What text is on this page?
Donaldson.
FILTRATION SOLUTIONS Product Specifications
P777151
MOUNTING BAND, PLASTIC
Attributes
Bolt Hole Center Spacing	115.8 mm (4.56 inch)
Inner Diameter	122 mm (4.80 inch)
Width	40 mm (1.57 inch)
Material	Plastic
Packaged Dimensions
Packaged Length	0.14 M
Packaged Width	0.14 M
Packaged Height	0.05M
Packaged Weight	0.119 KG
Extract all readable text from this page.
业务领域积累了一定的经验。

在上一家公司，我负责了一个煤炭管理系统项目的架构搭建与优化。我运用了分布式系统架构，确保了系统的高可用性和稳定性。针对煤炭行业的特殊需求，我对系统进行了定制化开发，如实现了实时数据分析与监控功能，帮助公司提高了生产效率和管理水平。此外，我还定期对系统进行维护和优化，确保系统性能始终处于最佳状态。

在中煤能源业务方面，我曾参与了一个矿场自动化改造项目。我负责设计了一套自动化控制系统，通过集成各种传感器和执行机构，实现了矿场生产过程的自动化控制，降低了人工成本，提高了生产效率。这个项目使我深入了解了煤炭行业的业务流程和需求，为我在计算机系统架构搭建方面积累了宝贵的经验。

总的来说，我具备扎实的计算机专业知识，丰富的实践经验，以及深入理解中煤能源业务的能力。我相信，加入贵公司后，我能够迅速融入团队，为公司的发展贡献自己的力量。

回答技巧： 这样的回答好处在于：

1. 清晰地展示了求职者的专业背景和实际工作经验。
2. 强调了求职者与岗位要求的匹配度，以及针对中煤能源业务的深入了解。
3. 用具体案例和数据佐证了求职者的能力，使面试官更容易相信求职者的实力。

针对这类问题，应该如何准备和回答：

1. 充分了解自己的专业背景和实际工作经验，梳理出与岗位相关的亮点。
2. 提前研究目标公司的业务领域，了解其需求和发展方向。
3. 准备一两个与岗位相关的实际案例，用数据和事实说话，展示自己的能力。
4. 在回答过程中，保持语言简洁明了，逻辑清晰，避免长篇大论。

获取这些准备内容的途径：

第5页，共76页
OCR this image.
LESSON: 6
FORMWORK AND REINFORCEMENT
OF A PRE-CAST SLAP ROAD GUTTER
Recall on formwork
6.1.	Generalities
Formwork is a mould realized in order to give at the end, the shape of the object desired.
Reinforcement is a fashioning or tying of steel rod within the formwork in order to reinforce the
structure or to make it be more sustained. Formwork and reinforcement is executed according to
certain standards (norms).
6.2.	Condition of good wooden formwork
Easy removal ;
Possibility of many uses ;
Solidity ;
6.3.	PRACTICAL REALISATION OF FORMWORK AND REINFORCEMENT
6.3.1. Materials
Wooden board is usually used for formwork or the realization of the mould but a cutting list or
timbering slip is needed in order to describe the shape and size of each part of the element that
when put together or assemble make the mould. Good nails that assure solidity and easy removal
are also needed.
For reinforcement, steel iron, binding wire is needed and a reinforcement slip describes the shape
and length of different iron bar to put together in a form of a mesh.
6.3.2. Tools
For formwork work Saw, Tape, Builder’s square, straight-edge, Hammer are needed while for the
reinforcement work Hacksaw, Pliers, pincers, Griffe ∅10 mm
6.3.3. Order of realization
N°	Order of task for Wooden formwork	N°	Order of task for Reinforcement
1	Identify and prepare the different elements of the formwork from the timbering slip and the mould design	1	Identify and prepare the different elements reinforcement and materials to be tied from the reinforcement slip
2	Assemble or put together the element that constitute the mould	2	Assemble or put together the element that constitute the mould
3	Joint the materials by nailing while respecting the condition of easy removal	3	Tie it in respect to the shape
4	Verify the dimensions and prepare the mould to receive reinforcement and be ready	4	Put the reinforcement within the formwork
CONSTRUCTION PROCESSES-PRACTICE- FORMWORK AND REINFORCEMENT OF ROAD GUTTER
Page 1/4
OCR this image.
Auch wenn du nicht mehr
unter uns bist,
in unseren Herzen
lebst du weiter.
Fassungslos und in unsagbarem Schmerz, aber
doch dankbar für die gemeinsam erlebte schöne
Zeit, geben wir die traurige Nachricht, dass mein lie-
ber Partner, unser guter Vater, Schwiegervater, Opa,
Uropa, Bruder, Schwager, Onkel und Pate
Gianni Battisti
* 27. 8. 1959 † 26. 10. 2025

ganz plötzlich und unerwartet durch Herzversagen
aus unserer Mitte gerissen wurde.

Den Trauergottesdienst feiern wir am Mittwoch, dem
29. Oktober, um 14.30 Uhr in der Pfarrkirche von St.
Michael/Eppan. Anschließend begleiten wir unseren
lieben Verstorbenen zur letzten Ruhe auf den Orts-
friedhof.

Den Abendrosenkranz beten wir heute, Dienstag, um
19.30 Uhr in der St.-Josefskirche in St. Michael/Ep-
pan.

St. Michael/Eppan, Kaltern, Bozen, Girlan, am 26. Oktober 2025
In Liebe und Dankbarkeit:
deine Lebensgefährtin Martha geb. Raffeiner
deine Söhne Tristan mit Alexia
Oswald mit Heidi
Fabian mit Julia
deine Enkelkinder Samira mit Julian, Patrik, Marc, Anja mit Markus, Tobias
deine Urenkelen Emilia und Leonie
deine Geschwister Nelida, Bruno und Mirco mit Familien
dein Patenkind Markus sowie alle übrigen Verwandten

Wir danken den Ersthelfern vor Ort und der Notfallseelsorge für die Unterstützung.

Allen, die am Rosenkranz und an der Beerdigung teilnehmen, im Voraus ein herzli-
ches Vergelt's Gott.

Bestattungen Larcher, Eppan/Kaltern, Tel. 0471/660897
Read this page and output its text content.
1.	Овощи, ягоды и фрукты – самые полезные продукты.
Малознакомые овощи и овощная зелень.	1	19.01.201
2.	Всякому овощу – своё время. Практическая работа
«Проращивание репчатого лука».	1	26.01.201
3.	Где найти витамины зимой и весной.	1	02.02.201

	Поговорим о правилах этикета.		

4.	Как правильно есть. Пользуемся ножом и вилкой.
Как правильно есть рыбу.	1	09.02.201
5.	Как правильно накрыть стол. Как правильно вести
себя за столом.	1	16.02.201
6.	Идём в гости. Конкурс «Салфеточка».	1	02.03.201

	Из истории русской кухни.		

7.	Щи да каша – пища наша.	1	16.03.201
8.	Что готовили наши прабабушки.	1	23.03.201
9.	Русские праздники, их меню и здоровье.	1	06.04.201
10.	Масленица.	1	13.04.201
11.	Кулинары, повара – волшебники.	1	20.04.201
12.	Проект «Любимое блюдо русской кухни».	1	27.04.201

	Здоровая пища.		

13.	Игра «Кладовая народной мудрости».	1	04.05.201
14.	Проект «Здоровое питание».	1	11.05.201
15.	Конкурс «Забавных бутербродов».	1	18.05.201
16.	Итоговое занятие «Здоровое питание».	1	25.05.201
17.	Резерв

========

**Exercise:**
Check every line of the listing for the string "deine" and report how many lines have it, as a number alone.

**Task response:**
5